[Lines of data]
▬▬▬▬▬▬
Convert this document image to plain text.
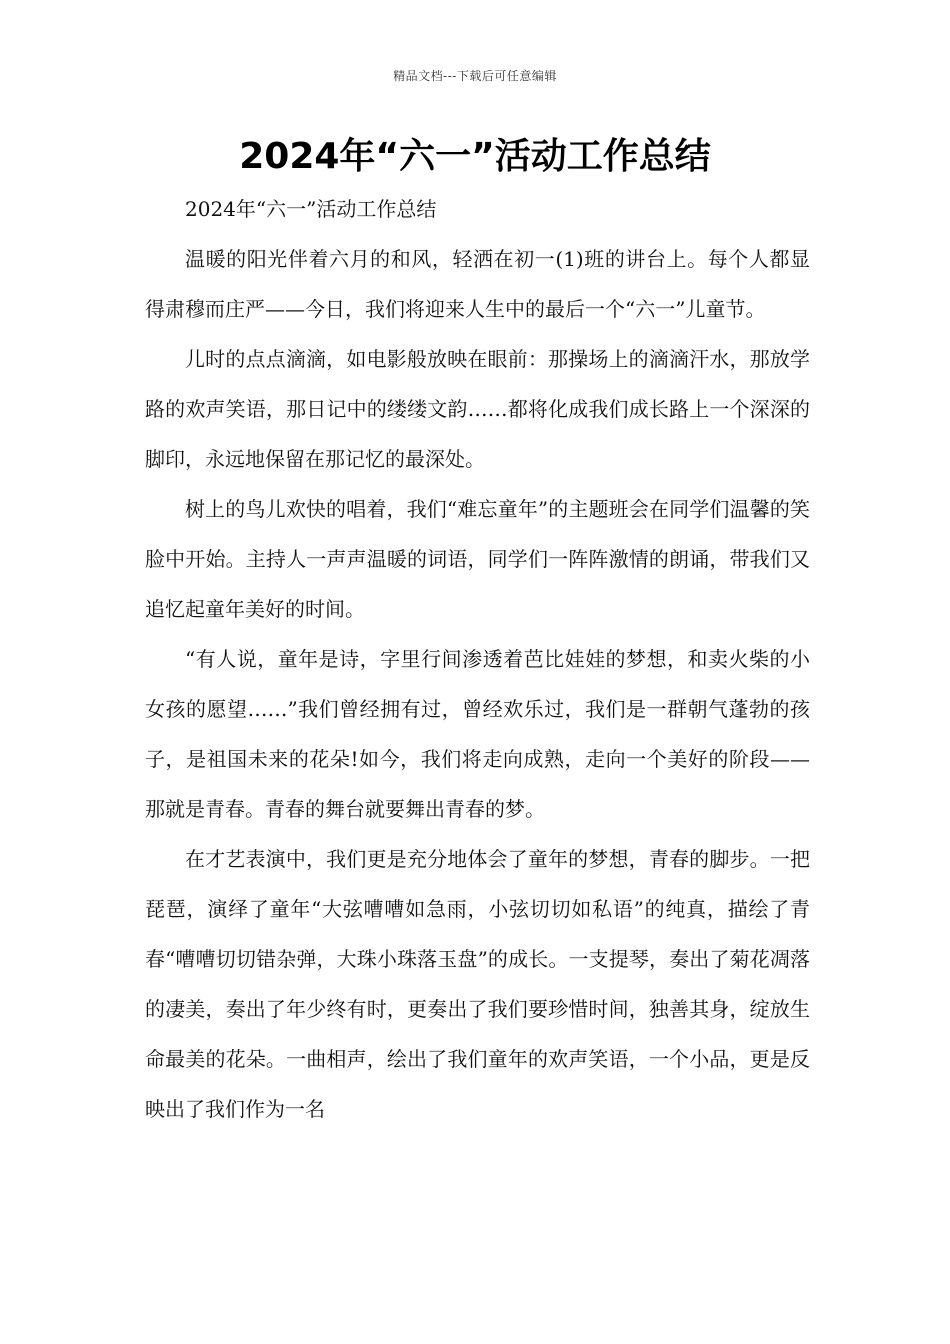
精品文档---下载后可任意编辑
2024年“六一”活动工作总结

2024年“六一”活动工作总结

温暖的阳光伴着六月的和风，轻洒在初一(1)班的讲台上。每个人都显得肃穆而庄严——今日，我们将迎来人生中的最后一个“六一”儿童节。

儿时的点点滴滴，如电影般放映在眼前：那操场上的滴滴汗水，那放学路的欢声笑语，那日记中的缕缕文韵……都将化成我们成长路上一个深深的脚印，永远地保留在那记忆的最深处。

树上的鸟儿欢快的唱着，我们“难忘童年”的主题班会在同学们温馨的笑脸中开始。主持人一声声温暖的词语，同学们一阵阵激情的朗诵，带我们又追忆起童年美好的时间。

“有人说，童年是诗，字里行间渗透着芭比娃娃的梦想，和卖火柴的小女孩的愿望……”我们曾经拥有过，曾经欢乐过，我们是一群朝气蓬勃的孩子，是祖国未来的花朵!如今，我们将走向成熟，走向一个美好的阶段——那就是青春。青春的舞台就要舞出青春的梦。

在才艺表演中，我们更是充分地体会了童年的梦想，青春的脚步。一把琵琶，演绎了童年“大弦嘈嘈如急雨，小弦切切如私语”的纯真，描绘了青春“嘈嘈切切错杂弹，大珠小珠落玉盘”的成长。一支提琴，奏出了菊花凋落的凄美，奏出了年少终有时，更奏出了我们要珍惜时间，独善其身，绽放生命最美的花朵。一曲相声，绘出了我们童年的欢声笑语，一个小品，更是反映出了我们作为一名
▬▬▬▬▬▬
* [PROBLEM DESCRIPTION]
Reproduce the material word for word. Any pictures should be left out of the copy.

* [OUTPUT BELOW]
Convert this document image to plain text.
精品文档---下载后可任意编辑
2024年“六一”活动工作总结

2024年“六一”活动工作总结

温暖的阳光伴着六月的和风，轻洒在初一(1)班的讲台上。每个人都显得肃穆而庄严——今日，我们将迎来人生中的最后一个“六一”儿童节。

儿时的点点滴滴，如电影般放映在眼前：那操场上的滴滴汗水，那放学路的欢声笑语，那日记中的缕缕文韵……都将化成我们成长路上一个深深的脚印，永远地保留在那记忆的最深处。

树上的鸟儿欢快的唱着，我们“难忘童年”的主题班会在同学们温馨的笑脸中开始。主持人一声声温暖的词语，同学们一阵阵激情的朗诵，带我们又追忆起童年美好的时间。

“有人说，童年是诗，字里行间渗透着芭比娃娃的梦想，和卖火柴的小女孩的愿望……”我们曾经拥有过，曾经欢乐过，我们是一群朝气蓬勃的孩子，是祖国未来的花朵!如今，我们将走向成熟，走向一个美好的阶段——那就是青春。青春的舞台就要舞出青春的梦。

在才艺表演中，我们更是充分地体会了童年的梦想，青春的脚步。一把琵琶，演绎了童年“大弦嘈嘈如急雨，小弦切切如私语”的纯真，描绘了青春“嘈嘈切切错杂弹，大珠小珠落玉盘”的成长。一支提琴，奏出了菊花凋落的凄美，奏出了年少终有时，更奏出了我们要珍惜时间，独善其身，绽放生命最美的花朵。一曲相声，绘出了我们童年的欢声笑语，一个小品，更是反映出了我们作为一名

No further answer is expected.